### The problem
Present the following data again exactly as it is shown.

### Data listing
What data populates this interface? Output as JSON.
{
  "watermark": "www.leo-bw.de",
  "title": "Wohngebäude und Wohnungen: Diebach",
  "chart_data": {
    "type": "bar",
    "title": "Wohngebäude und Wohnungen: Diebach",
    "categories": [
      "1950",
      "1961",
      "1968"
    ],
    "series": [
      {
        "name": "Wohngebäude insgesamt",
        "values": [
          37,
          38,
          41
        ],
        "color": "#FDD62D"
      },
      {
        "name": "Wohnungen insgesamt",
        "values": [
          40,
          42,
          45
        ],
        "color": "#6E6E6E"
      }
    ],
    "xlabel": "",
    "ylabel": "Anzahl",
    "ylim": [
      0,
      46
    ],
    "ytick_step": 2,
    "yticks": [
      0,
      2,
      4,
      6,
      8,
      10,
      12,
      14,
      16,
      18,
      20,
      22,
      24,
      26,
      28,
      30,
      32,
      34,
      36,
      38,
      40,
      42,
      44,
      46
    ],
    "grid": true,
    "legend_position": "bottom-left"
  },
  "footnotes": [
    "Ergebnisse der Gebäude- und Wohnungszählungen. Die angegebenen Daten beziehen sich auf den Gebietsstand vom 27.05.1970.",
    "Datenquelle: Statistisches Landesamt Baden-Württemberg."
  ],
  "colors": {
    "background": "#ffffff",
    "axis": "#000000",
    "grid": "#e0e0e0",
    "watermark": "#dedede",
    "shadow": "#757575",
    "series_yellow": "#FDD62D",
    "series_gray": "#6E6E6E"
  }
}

### Output
What data populates this interface? Output as JSON.
{
  "watermark": "www.leo-bw.de",
  "title": "Wohngebäude und Wohnungen: Diebach",
  "chart_data": {
    "type": "bar",
    "title": "Wohngebäude und Wohnungen: Diebach",
    "categories": [
      "1950",
      "1961",
      "1968"
    ],
    "series": [
      {
        "name": "Wohngebäude insgesamt",
        "values": [
          37,
          38,
          41
        ],
        "color": "#FDD62D"
      },
      {
        "name": "Wohnungen insgesamt",
        "values": [
          40,
          42,
          45
        ],
        "color": "#6E6E6E"
      }
    ],
    "xlabel": "",
    "ylabel": "Anzahl",
    "ylim": [
      0,
      46
    ],
    "ytick_step": 2,
    "yticks": [
      0,
      2,
      4,
      6,
      8,
      10,
      12,
      14,
      16,
      18,
      20,
      22,
      24,
      26,
      28,
      30,
      32,
      34,
      36,
      38,
      40,
      42,
      44,
      46
    ],
    "grid": true,
    "legend_position": "bottom-left"
  },
  "footnotes": [
    "Ergebnisse der Gebäude- und Wohnungszählungen. Die angegebenen Daten beziehen sich auf den Gebietsstand vom 27.05.1970.",
    "Datenquelle: Statistisches Landesamt Baden-Württemberg."
  ],
  "colors": {
    "background": "#ffffff",
    "axis": "#000000",
    "grid": "#e0e0e0",
    "watermark": "#dedede",
    "shadow": "#757575",
    "series_yellow": "#FDD62D",
    "series_gray": "#6E6E6E"
  }
}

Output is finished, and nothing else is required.